§ **PROBLEM TO SOLVE**
Emit the entire listing verbatim.

§ **TASK INPUT**
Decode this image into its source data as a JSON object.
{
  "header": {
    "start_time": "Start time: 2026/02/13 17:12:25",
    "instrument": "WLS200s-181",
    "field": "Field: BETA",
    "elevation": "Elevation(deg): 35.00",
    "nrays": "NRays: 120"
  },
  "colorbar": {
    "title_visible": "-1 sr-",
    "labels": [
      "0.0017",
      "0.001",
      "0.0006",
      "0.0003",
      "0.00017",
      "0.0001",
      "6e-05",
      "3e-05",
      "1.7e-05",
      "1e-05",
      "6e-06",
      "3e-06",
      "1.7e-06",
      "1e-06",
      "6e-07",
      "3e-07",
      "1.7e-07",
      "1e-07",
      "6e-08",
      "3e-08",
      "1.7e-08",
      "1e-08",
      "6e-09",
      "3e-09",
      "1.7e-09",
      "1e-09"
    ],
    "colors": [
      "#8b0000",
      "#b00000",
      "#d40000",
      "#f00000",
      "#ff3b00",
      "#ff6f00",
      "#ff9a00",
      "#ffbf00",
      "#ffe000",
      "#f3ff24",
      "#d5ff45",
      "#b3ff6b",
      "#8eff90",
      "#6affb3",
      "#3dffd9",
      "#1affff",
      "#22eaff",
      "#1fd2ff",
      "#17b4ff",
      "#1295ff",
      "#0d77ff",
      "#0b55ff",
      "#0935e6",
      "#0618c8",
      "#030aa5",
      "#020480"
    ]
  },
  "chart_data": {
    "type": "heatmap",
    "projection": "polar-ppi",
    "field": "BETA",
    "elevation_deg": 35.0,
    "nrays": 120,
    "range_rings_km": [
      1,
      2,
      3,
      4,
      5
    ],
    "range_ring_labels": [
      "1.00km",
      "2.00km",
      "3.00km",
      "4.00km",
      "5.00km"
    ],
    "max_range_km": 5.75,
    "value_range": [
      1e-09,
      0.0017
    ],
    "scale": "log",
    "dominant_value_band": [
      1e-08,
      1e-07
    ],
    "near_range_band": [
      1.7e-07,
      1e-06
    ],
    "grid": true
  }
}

§ **FULL ANSWER**
Decode this image into its source data as a JSON object.
{
  "header": {
    "start_time": "Start time: 2026/02/13 17:12:25",
    "instrument": "WLS200s-181",
    "field": "Field: BETA",
    "elevation": "Elevation(deg): 35.00",
    "nrays": "NRays: 120"
  },
  "colorbar": {
    "title_visible": "-1 sr-",
    "labels": [
      "0.0017",
      "0.001",
      "0.0006",
      "0.0003",
      "0.00017",
      "0.0001",
      "6e-05",
      "3e-05",
      "1.7e-05",
      "1e-05",
      "6e-06",
      "3e-06",
      "1.7e-06",
      "1e-06",
      "6e-07",
      "3e-07",
      "1.7e-07",
      "1e-07",
      "6e-08",
      "3e-08",
      "1.7e-08",
      "1e-08",
      "6e-09",
      "3e-09",
      "1.7e-09",
      "1e-09"
    ],
    "colors": [
      "#8b0000",
      "#b00000",
      "#d40000",
      "#f00000",
      "#ff3b00",
      "#ff6f00",
      "#ff9a00",
      "#ffbf00",
      "#ffe000",
      "#f3ff24",
      "#d5ff45",
      "#b3ff6b",
      "#8eff90",
      "#6affb3",
      "#3dffd9",
      "#1affff",
      "#22eaff",
      "#1fd2ff",
      "#17b4ff",
      "#1295ff",
      "#0d77ff",
      "#0b55ff",
      "#0935e6",
      "#0618c8",
      "#030aa5",
      "#020480"
    ]
  },
  "chart_data": {
    "type": "heatmap",
    "projection": "polar-ppi",
    "field": "BETA",
    "elevation_deg": 35.0,
    "nrays": 120,
    "range_rings_km": [
      1,
      2,
      3,
      4,
      5
    ],
    "range_ring_labels": [
      "1.00km",
      "2.00km",
      "3.00km",
      "4.00km",
      "5.00km"
    ],
    "max_range_km": 5.75,
    "value_range": [
      1e-09,
      0.0017
    ],
    "scale": "log",
    "dominant_value_band": [
      1e-08,
      1e-07
    ],
    "near_range_band": [
      1.7e-07,
      1e-06
    ],
    "grid": true
  }
}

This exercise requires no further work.